▶ [What the exercise asks] Reply with one number: the count of lines in the listing that contain the string "image".

>>>

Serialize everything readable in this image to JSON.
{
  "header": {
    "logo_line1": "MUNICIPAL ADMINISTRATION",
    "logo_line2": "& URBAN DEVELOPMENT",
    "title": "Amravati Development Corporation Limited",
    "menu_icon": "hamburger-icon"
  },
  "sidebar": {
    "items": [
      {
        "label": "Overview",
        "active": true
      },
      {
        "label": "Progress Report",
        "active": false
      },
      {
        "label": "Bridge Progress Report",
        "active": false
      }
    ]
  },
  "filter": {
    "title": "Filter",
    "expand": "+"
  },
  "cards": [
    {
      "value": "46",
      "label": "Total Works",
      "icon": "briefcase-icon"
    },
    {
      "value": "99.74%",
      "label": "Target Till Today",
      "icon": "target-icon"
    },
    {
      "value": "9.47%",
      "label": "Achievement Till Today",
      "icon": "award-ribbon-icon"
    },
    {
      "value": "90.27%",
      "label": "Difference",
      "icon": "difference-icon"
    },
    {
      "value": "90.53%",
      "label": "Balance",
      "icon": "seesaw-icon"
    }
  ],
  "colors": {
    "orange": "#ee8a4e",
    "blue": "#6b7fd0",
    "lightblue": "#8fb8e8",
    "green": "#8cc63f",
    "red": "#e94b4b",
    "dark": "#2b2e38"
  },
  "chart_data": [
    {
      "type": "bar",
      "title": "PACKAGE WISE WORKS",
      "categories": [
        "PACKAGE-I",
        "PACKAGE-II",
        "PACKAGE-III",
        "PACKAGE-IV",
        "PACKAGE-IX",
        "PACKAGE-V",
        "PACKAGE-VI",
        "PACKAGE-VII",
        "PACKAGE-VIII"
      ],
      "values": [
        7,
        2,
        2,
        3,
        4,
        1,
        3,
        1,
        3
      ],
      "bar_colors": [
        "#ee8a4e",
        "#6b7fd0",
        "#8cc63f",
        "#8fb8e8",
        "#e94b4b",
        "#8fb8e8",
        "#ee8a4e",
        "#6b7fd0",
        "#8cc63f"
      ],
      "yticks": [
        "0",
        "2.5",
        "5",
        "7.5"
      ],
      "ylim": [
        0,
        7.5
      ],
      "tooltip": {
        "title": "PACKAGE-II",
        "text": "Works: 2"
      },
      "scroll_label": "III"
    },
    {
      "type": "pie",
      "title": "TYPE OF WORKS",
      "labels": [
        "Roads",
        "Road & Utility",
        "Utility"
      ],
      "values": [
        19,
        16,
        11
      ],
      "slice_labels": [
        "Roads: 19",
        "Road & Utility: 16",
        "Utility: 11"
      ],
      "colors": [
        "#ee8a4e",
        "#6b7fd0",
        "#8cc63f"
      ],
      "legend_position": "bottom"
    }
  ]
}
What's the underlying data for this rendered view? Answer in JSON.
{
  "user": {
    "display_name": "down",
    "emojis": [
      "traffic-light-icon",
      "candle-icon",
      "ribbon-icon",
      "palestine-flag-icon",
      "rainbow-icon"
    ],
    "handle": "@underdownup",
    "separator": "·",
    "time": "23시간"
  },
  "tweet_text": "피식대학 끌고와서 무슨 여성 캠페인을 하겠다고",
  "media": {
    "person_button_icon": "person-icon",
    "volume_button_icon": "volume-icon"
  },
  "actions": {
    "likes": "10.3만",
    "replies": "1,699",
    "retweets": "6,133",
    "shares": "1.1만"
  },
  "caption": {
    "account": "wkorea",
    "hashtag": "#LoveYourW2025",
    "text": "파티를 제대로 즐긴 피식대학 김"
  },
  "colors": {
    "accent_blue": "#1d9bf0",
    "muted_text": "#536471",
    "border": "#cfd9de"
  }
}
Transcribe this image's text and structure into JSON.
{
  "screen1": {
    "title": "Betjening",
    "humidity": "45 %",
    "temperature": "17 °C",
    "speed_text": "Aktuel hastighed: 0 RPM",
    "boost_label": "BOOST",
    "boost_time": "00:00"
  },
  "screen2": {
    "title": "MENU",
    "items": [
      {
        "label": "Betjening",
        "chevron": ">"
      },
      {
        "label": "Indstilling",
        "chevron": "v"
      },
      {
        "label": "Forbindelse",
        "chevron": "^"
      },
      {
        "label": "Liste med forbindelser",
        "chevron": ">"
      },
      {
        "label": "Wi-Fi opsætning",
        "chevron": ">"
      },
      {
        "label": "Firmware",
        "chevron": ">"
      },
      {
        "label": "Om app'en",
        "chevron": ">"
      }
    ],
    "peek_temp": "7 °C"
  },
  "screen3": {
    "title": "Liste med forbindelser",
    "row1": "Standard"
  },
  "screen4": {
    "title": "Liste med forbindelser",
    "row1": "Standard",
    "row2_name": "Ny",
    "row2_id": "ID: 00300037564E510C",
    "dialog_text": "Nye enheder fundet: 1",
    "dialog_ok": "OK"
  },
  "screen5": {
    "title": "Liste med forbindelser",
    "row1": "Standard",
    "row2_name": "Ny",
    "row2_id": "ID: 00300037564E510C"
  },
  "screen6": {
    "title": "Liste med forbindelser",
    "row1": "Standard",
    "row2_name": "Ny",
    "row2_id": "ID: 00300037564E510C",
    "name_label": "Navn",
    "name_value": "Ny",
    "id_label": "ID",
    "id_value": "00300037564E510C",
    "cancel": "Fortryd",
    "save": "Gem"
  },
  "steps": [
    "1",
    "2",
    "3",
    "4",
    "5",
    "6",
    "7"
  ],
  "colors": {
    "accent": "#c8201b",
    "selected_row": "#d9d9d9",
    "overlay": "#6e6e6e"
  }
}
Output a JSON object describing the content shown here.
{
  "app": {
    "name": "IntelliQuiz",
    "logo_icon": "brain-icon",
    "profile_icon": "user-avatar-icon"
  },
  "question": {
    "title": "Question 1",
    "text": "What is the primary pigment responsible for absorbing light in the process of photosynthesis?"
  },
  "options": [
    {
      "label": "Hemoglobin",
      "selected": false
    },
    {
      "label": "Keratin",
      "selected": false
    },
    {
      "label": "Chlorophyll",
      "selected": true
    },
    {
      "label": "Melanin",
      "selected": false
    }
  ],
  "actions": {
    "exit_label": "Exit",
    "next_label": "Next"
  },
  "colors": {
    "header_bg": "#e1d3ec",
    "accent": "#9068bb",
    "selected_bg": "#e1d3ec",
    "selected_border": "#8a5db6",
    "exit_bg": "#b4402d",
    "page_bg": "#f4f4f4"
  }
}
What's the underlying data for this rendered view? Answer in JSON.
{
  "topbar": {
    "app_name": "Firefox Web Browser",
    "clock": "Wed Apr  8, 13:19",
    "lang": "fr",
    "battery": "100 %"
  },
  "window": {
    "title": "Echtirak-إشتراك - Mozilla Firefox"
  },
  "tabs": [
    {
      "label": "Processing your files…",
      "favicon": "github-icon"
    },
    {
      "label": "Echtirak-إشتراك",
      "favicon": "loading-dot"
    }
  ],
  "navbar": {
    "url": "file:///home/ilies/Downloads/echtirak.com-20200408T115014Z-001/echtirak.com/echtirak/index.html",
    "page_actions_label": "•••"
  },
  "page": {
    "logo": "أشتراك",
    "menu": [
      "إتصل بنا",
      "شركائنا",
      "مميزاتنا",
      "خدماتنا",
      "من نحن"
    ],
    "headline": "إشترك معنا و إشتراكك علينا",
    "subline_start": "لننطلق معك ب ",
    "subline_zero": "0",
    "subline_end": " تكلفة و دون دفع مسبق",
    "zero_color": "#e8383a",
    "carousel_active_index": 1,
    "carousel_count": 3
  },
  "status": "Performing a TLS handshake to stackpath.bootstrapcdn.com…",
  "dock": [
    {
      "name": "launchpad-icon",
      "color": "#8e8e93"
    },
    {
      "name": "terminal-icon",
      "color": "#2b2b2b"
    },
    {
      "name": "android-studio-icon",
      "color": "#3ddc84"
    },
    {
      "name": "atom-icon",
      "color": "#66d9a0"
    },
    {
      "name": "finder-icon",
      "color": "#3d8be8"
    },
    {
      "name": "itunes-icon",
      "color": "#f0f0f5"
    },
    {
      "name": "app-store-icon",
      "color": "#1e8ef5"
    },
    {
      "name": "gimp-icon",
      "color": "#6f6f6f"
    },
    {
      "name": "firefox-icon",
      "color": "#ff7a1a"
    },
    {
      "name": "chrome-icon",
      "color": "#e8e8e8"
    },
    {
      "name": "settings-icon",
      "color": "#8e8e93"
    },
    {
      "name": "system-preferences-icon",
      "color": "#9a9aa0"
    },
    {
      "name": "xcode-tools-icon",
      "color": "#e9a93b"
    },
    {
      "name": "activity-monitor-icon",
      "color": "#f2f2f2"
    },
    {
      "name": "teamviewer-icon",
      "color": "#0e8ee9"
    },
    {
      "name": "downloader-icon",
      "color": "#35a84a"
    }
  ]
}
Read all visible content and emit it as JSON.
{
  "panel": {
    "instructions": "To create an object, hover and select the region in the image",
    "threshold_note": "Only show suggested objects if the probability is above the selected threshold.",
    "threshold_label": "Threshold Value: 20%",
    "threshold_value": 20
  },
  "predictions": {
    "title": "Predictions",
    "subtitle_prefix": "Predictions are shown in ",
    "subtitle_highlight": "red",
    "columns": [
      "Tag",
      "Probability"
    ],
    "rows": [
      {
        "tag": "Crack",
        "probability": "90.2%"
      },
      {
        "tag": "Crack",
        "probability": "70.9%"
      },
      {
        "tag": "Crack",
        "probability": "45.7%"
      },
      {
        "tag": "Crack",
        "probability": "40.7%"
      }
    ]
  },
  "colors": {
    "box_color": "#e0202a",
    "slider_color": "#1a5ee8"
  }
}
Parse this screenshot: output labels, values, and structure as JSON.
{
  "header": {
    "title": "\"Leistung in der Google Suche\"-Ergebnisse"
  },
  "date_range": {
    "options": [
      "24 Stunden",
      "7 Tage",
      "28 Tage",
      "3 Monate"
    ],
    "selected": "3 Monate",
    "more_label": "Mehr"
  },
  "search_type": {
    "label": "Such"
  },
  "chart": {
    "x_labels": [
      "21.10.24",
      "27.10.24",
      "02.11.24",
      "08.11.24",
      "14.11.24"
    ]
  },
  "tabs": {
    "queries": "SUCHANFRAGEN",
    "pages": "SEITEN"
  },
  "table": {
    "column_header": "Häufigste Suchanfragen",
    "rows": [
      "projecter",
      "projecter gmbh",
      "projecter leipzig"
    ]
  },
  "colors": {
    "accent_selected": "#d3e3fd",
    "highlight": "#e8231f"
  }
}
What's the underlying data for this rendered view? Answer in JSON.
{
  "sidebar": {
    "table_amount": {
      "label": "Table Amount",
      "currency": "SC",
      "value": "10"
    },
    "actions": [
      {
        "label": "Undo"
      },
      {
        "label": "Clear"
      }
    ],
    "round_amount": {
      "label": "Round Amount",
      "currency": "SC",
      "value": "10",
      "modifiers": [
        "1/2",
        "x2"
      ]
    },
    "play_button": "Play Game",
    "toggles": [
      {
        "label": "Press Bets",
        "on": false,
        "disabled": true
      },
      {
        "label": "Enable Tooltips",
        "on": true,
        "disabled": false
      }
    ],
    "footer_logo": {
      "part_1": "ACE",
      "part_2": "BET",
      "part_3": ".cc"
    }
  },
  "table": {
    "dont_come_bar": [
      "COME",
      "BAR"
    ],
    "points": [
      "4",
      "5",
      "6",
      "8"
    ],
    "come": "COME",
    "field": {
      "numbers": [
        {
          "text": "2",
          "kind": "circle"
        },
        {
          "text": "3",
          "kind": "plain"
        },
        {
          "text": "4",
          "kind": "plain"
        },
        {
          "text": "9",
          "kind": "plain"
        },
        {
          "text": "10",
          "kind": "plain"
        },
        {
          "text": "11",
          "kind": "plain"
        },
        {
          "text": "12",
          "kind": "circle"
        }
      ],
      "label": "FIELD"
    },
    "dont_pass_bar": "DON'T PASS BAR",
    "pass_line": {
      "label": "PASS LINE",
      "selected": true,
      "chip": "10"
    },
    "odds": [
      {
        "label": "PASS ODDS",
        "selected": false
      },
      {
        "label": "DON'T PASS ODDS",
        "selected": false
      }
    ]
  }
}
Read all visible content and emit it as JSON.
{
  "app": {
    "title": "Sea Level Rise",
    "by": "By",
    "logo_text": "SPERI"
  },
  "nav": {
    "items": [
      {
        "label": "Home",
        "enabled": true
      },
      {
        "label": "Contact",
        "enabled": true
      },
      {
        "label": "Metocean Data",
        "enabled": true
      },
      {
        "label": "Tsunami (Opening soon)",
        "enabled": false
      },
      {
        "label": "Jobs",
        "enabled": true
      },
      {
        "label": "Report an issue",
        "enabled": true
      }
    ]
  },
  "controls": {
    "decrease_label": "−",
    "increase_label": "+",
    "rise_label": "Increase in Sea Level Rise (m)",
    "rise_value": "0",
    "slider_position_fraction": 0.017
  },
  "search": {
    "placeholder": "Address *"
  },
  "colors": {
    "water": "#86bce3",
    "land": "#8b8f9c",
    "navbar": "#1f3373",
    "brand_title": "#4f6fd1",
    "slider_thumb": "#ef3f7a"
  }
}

<<<

▶ [Result of the exercise] 3